● Task brief
Quote every line of the data below as it stands, omitting pictures.

● Information given
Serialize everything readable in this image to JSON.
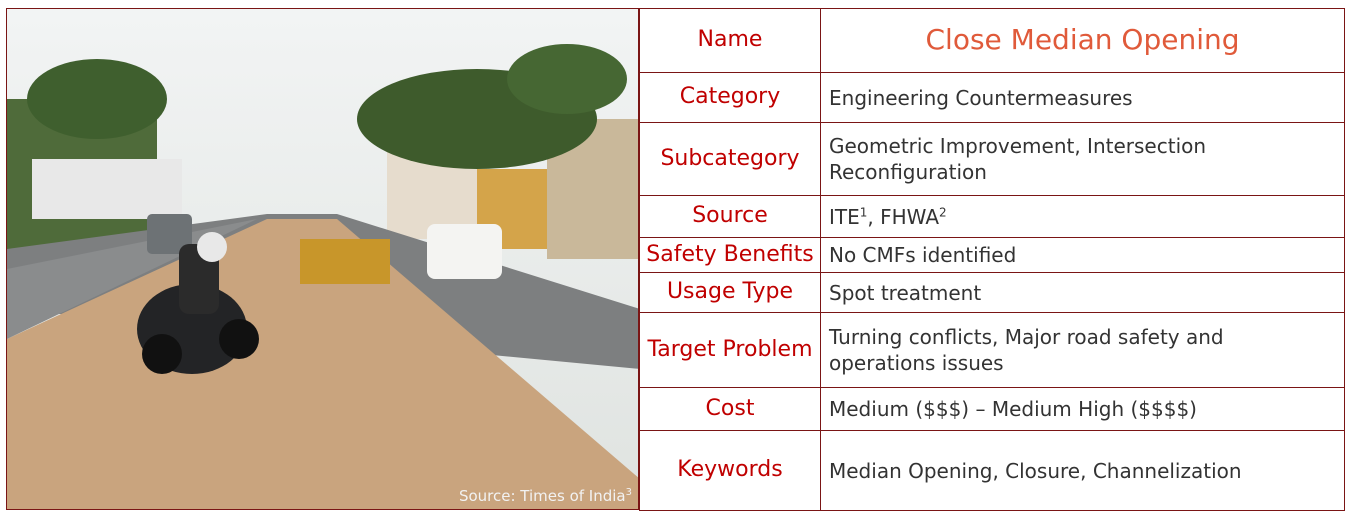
{
  "photo": {
    "caption": "Source: Times of India",
    "caption_note": "3"
  },
  "table": {
    "rows": [
      {
        "label": "Name",
        "value": "Close Median Opening"
      },
      {
        "label": "Category",
        "value": "Engineering Countermeasures"
      },
      {
        "label": "Subcategory",
        "value": "Geometric Improvement, Intersection Reconfiguration"
      },
      {
        "label": "Source",
        "value": [
          "ITE",
          "1",
          ", FHWA",
          "2"
        ]
      },
      {
        "label": "Safety Benefits",
        "value": "No CMFs identified"
      },
      {
        "label": "Usage Type",
        "value": "Spot treatment"
      },
      {
        "label": "Target Problem",
        "value": "Turning conflicts, Major road safety and operations issues"
      },
      {
        "label": "Cost",
        "value": "Medium ($$$) – Medium High ($$$$)"
      },
      {
        "label": "Keywords",
        "value": "Median Opening, Closure, Channelization"
      }
    ]
  }
}
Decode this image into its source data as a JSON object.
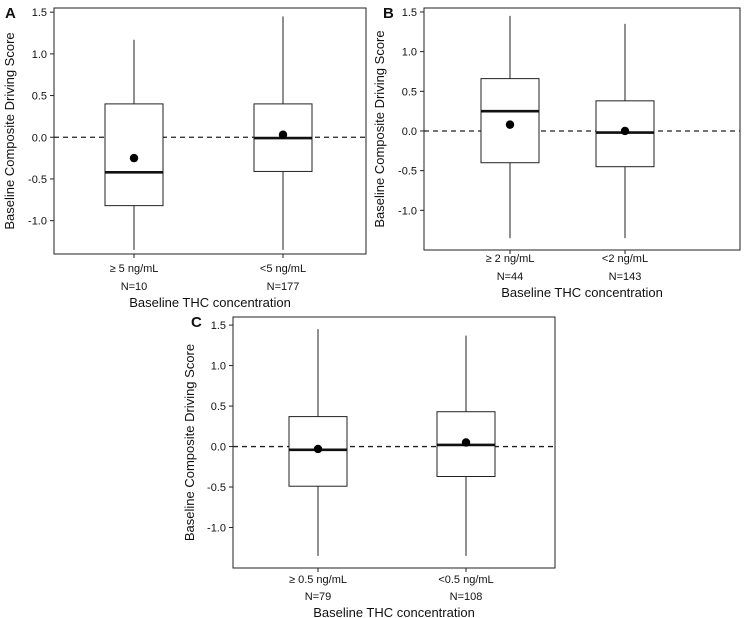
{
  "chart_data": [
    {
      "type": "box",
      "panel": "A",
      "xlabel": "Baseline THC concentration",
      "ylabel": "Baseline Composite Driving Score",
      "ylim": [
        -1.4,
        1.55
      ],
      "yticks": [
        "-1.0",
        "-0.5",
        "0.0",
        "0.5",
        "1.0",
        "1.5"
      ],
      "reference_line": 0,
      "categories": [
        {
          "label": "≥ 5 ng/mL",
          "n": "N=10",
          "min": -1.35,
          "q1": -0.82,
          "median": -0.42,
          "q3": 0.4,
          "max": 1.17,
          "mean": -0.25
        },
        {
          "label": "<5 ng/mL",
          "n": "N=177",
          "min": -1.35,
          "q1": -0.41,
          "median": -0.01,
          "q3": 0.4,
          "max": 1.45,
          "mean": 0.03
        }
      ]
    },
    {
      "type": "box",
      "panel": "B",
      "xlabel": "Baseline THC concentration",
      "ylabel": "Baseline Composite Driving Score",
      "ylim": [
        -1.5,
        1.55
      ],
      "yticks": [
        "-1.0",
        "-0.5",
        "0.0",
        "0.5",
        "1.0",
        "1.5"
      ],
      "reference_line": 0,
      "categories": [
        {
          "label": "≥ 2 ng/mL",
          "n": "N=44",
          "min": -1.35,
          "q1": -0.4,
          "median": 0.25,
          "q3": 0.66,
          "max": 1.45,
          "mean": 0.08
        },
        {
          "label": "<2 ng/mL",
          "n": "N=143",
          "min": -1.35,
          "q1": -0.45,
          "median": -0.02,
          "q3": 0.38,
          "max": 1.35,
          "mean": 0.0
        }
      ]
    },
    {
      "type": "box",
      "panel": "C",
      "xlabel": "Baseline THC concentration",
      "ylabel": "Baseline Composite Driving Score",
      "ylim": [
        -1.5,
        1.6
      ],
      "yticks": [
        "-1.0",
        "-0.5",
        "0.0",
        "0.5",
        "1.0",
        "1.5"
      ],
      "reference_line": 0,
      "categories": [
        {
          "label": "≥ 0.5 ng/mL",
          "n": "N=79",
          "min": -1.35,
          "q1": -0.49,
          "median": -0.04,
          "q3": 0.37,
          "max": 1.45,
          "mean": -0.03
        },
        {
          "label": "<0.5 ng/mL",
          "n": "N=108",
          "min": -1.35,
          "q1": -0.37,
          "median": 0.02,
          "q3": 0.43,
          "max": 1.37,
          "mean": 0.05
        }
      ]
    }
  ]
}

● Correct answer
Serialize everything readable in this image to JSON.
{
  "photo": {
    "caption": "Source: Times of India",
    "caption_note": "3"
  },
  "table": {
    "rows": [
      {
        "label": "Name",
        "value": "Close Median Opening"
      },
      {
        "label": "Category",
        "value": "Engineering Countermeasures"
      },
      {
        "label": "Subcategory",
        "value": "Geometric Improvement, Intersection Reconfiguration"
      },
      {
        "label": "Source",
        "value": [
          "ITE",
          "1",
          ", FHWA",
          "2"
        ]
      },
      {
        "label": "Safety Benefits",
        "value": "No CMFs identified"
      },
      {
        "label": "Usage Type",
        "value": "Spot treatment"
      },
      {
        "label": "Target Problem",
        "value": "Turning conflicts, Major road safety and operations issues"
      },
      {
        "label": "Cost",
        "value": "Medium ($$$) – Medium High ($$$$)"
      },
      {
        "label": "Keywords",
        "value": "Median Opening, Closure, Channelization"
      }
    ]
  }
}
Decode this image into its source data as a JSON object.
{
  "chart_data": [
    {
      "type": "box",
      "panel": "A",
      "xlabel": "Baseline THC concentration",
      "ylabel": "Baseline Composite Driving Score",
      "ylim": [
        -1.4,
        1.55
      ],
      "yticks": [
        "-1.0",
        "-0.5",
        "0.0",
        "0.5",
        "1.0",
        "1.5"
      ],
      "reference_line": 0,
      "categories": [
        {
          "label": "≥ 5 ng/mL",
          "n": "N=10",
          "min": -1.35,
          "q1": -0.82,
          "median": -0.42,
          "q3": 0.4,
          "max": 1.17,
          "mean": -0.25
        },
        {
          "label": "<5 ng/mL",
          "n": "N=177",
          "min": -1.35,
          "q1": -0.41,
          "median": -0.01,
          "q3": 0.4,
          "max": 1.45,
          "mean": 0.03
        }
      ]
    },
    {
      "type": "box",
      "panel": "B",
      "xlabel": "Baseline THC concentration",
      "ylabel": "Baseline Composite Driving Score",
      "ylim": [
        -1.5,
        1.55
      ],
      "yticks": [
        "-1.0",
        "-0.5",
        "0.0",
        "0.5",
        "1.0",
        "1.5"
      ],
      "reference_line": 0,
      "categories": [
        {
          "label": "≥ 2 ng/mL",
          "n": "N=44",
          "min": -1.35,
          "q1": -0.4,
          "median": 0.25,
          "q3": 0.66,
          "max": 1.45,
          "mean": 0.08
        },
        {
          "label": "<2 ng/mL",
          "n": "N=143",
          "min": -1.35,
          "q1": -0.45,
          "median": -0.02,
          "q3": 0.38,
          "max": 1.35,
          "mean": 0.0
        }
      ]
    },
    {
      "type": "box",
      "panel": "C",
      "xlabel": "Baseline THC concentration",
      "ylabel": "Baseline Composite Driving Score",
      "ylim": [
        -1.5,
        1.6
      ],
      "yticks": [
        "-1.0",
        "-0.5",
        "0.0",
        "0.5",
        "1.0",
        "1.5"
      ],
      "reference_line": 0,
      "categories": [
        {
          "label": "≥ 0.5 ng/mL",
          "n": "N=79",
          "min": -1.35,
          "q1": -0.49,
          "median": -0.04,
          "q3": 0.37,
          "max": 1.45,
          "mean": -0.03
        },
        {
          "label": "<0.5 ng/mL",
          "n": "N=108",
          "min": -1.35,
          "q1": -0.37,
          "median": 0.02,
          "q3": 0.43,
          "max": 1.37,
          "mean": 0.05
        }
      ]
    }
  ]
}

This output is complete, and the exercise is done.